*Dataset excerpts*.

::::

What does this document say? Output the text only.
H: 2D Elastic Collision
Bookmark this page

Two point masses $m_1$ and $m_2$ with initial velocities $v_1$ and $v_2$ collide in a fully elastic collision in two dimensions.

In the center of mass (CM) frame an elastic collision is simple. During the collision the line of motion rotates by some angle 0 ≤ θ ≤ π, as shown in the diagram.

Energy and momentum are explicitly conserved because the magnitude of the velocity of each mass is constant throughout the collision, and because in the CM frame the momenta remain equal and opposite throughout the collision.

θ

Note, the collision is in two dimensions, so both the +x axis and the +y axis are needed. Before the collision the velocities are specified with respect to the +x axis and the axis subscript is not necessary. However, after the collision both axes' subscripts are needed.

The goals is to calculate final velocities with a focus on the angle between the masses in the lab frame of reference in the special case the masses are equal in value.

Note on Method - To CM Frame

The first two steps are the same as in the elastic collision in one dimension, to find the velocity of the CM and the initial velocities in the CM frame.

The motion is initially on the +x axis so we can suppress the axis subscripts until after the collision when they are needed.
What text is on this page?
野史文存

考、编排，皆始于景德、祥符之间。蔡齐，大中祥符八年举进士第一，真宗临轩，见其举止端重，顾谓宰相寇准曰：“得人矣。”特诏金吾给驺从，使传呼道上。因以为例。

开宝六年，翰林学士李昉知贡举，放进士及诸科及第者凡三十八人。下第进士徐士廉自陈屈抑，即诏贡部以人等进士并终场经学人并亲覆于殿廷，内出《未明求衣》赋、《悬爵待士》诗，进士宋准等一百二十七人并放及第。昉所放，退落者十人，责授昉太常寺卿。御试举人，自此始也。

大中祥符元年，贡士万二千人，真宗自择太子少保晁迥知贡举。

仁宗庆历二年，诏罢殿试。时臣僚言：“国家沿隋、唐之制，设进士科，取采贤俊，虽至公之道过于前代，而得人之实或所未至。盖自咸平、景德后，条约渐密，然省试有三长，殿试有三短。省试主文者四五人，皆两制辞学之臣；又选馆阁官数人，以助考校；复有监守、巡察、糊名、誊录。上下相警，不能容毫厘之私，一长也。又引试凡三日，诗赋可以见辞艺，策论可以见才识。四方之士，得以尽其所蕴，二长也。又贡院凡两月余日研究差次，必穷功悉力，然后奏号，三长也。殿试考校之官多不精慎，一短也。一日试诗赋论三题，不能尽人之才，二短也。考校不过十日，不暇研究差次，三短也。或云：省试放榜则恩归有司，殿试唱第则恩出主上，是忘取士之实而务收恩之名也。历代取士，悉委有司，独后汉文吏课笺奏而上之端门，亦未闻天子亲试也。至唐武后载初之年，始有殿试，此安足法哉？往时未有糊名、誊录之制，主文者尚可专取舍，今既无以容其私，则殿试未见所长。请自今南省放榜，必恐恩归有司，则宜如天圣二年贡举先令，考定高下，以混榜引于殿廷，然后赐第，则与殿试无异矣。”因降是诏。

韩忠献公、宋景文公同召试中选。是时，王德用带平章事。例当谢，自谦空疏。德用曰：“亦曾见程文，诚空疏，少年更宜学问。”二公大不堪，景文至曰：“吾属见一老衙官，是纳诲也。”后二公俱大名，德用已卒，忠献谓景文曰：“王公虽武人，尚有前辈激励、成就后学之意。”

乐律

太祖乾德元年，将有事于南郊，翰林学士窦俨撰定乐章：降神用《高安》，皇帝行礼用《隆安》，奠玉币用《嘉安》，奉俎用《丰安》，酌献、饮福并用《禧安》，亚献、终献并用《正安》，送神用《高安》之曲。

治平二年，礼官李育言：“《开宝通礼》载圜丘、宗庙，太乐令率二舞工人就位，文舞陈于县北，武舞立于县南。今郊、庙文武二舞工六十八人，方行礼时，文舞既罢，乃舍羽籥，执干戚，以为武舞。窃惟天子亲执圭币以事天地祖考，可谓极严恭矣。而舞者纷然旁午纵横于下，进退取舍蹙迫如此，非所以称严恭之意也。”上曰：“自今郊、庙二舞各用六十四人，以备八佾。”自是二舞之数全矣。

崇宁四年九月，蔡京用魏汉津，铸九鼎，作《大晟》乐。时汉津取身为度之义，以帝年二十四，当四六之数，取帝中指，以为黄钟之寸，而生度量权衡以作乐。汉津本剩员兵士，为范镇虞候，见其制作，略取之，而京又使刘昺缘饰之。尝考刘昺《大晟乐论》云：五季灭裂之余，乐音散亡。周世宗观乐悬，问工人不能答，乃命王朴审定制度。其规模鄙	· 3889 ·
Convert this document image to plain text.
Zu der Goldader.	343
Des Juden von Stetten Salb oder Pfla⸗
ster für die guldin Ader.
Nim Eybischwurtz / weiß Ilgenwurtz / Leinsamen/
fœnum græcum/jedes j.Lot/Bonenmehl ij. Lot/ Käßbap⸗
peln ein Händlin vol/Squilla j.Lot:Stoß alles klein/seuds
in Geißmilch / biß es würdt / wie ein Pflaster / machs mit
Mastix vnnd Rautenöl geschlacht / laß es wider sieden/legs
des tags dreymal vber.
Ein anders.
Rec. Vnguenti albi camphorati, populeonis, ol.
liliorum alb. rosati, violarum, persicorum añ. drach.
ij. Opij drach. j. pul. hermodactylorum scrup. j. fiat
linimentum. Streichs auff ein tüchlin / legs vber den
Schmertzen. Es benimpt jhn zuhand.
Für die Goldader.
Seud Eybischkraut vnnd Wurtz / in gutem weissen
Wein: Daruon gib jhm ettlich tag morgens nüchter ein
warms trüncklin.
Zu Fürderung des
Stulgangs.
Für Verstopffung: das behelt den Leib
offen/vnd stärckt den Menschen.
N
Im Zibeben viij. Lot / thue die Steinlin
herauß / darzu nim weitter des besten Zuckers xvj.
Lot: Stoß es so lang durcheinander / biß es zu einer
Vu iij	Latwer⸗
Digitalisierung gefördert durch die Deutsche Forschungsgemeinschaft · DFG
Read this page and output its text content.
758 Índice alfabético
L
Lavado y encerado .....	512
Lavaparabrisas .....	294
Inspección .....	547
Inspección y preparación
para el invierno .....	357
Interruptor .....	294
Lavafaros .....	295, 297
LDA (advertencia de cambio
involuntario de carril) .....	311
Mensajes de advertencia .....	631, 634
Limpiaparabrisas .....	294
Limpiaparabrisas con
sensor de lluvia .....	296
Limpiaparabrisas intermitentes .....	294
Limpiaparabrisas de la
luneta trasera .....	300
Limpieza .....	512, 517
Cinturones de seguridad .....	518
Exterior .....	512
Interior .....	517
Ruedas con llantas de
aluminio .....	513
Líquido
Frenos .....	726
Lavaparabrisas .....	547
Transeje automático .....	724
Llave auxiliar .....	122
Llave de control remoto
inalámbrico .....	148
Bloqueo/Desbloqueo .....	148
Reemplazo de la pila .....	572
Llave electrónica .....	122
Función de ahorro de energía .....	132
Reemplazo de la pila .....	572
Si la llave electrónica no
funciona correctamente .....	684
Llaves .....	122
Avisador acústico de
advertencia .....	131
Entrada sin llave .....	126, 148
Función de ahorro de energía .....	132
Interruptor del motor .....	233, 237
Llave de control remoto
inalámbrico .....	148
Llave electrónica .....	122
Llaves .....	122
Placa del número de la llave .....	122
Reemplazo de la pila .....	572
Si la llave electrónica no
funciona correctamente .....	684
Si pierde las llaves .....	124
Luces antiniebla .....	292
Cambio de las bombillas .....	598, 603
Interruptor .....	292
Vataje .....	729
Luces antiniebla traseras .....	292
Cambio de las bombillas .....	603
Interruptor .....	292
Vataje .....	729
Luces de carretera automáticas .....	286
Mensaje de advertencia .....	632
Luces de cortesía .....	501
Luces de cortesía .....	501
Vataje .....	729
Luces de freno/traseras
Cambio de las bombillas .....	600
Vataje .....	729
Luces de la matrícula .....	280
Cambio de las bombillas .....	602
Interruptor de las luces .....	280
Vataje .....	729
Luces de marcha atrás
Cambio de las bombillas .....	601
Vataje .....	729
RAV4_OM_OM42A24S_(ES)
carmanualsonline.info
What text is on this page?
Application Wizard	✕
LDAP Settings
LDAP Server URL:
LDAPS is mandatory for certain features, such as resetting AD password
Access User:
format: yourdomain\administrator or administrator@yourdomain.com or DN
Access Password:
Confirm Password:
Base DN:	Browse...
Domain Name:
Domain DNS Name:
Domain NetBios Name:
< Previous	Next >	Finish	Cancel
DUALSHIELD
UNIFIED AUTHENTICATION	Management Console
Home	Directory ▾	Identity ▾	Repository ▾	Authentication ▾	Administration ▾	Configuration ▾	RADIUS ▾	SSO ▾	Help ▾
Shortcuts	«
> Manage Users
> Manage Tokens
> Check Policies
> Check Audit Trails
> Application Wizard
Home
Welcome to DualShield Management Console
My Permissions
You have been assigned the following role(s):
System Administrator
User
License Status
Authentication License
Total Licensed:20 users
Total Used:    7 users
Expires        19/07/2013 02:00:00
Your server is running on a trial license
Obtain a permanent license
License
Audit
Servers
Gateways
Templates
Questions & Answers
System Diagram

::::

*Task directions*. Show each line of the listing that holds the string "subscripts".

*Answer to this exercise*.
Note, the collision is in two dimensions, so both the +x axis and the +y axis are needed. Before the collision the velocities are specified with respect to the +x axis and the axis subscript is not necessary. However, after the collision both axes' subscripts are needed.
The motion is initially on the +x axis so we can suppress the axis subscripts until after the collision when they are needed.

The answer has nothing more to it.